*PROBLEM*: Your task is to copy every line of the entries that contains "érintő".

*MATERIAL PROVIDED*:
########################################

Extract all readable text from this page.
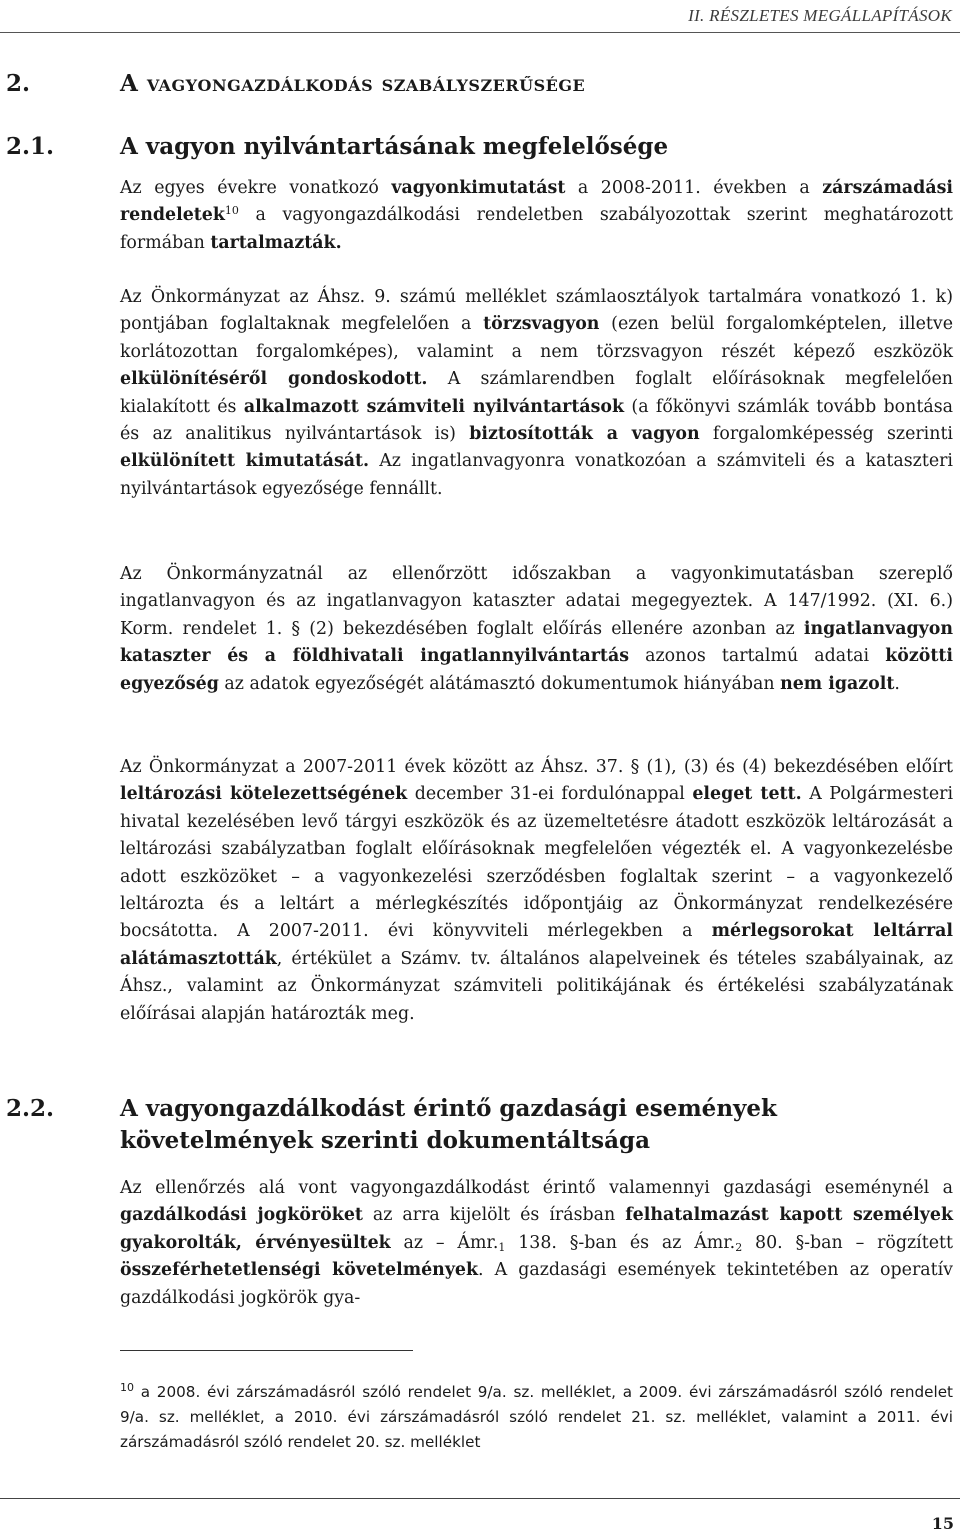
II. RÉSZLETES MEGÁLLAPÍTÁSOK
2.	A vagyongazdálkodás szabályszerűsége
2.1.	A vagyon nyilvántartásának megfelelősége

Az egyes évekre vonatkozó vagyonkimutatást a 2008-2011. években a zárszámadási rendeletek$^{10}$ a vagyongazdálkodási rendeletben szabályozottak szerint meghatározott formában tartalmazták.

Az Önkormányzat az Áhsz. 9. számú melléklet számlaosztályok tartalmára vonatkozó 1. k) pontjában foglaltaknak megfelelően a törzsvagyon (ezen belül forgalomképtelen, illetve korlátozottan forgalomképes), valamint a nem törzsvagyon részét képező eszközök elkülönítéséről gondoskodott. A számlarendben foglalt előírásoknak megfelelően kialakított és alkalmazott számviteli nyilvántartások (a főkönyvi számlák tovább bontása és az analitikus nyilvántartások is) biztosították a vagyon forgalomképesség szerinti elkülönített kimutatását. Az ingatlanvagyonra vonatkozóan a számviteli és a kataszteri nyilvántartások egyezősége fennállt.

Az Önkormányzatnál az ellenőrzött időszakban a vagyonkimutatásban szereplő ingatlanvagyon és az ingatlanvagyon kataszter adatai megegyeztek. A 147/1992. (XI. 6.) Korm. rendelet 1. § (2) bekezdésében foglalt előírás ellenére azonban az ingatlanvagyon kataszter és a földhivatali ingatlannyilvántartás azonos tartalmú adatai közötti egyezőség az adatok egyezőségét alátámasztó dokumentumok hiányában nem igazolt.

Az Önkormányzat a 2007-2011 évek között az Áhsz. 37. § (1), (3) és (4) bekezdésében előírt leltározási kötelezettségének december 31-ei fordulónappal eleget tett. A Polgármesteri hivatal kezelésében levő tárgyi eszközök és az üzemeltetésre átadott eszközök leltározását a leltározási szabályzatban foglalt előírásoknak megfelelően végezték el. A vagyonkezelésbe adott eszközöket – a vagyonkezelési szerződésben foglaltak szerint – a vagyonkezelő leltározta és a leltárt a mérlegkészítés időpontjáig az Önkormányzat rendelkezésére bocsátotta. A 2007-2011. évi könyvviteli mérlegekben a mérlegsorokat leltárral alátámasztották, értékület a Számv. tv. általános alapelveinek és tételes szabályainak, az Áhsz., valamint az Önkormányzat számviteli politikájának és értékelési szabályzatának előírásai alapján határozták meg.

2.2.	A vagyongazdálkodást érintő gazdasági események követelmények szerinti dokumentáltsága

Az ellenőrzés alá vont vagyongazdálkodást érintő valamennyi gazdasági eseménynél a gazdálkodási jogköröket az arra kijelölt és írásban felhatalmazást kapott személyek gyakorolták, érvényesültek az – $Ámr._1$ 138. §-ban és az $Ámr._2$ 80. §-ban – rögzített összeférhetetlenségi követelmények. A gazdasági események tekintetében az operatív gazdálkodási jogkörök gya-

$^{10}$ a 2008. évi zárszámadásról szóló rendelet 9/a. sz. melléklet, a 2009. évi zárszámadásról szóló rendelet 9/a. sz. melléklet, a 2010. évi zárszámadásról szóló rendelet 21. sz. melléklet, valamint a 2011. évi zárszámadásról szóló rendelet 20. sz. melléklet

15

########################################

*EXERCISE RESULT*:
2.2.	A vagyongazdálkodást érintő gazdasági események követelmények szerinti dokumentáltsága
Az ellenőrzés alá vont vagyongazdálkodást érintő valamennyi gazdasági eseménynél a gazdálkodási jogköröket az arra kijelölt és írásban felhatalmazást kapott személyek gyakorolták, érvényesültek az – $Ámr._1$ 138. §-ban és az $Ámr._2$ 80. §-ban – rögzített összeférhetetlenségi követelmények. A gazdasági események tekintetében az operatív gazdálkodási jogkörök gya-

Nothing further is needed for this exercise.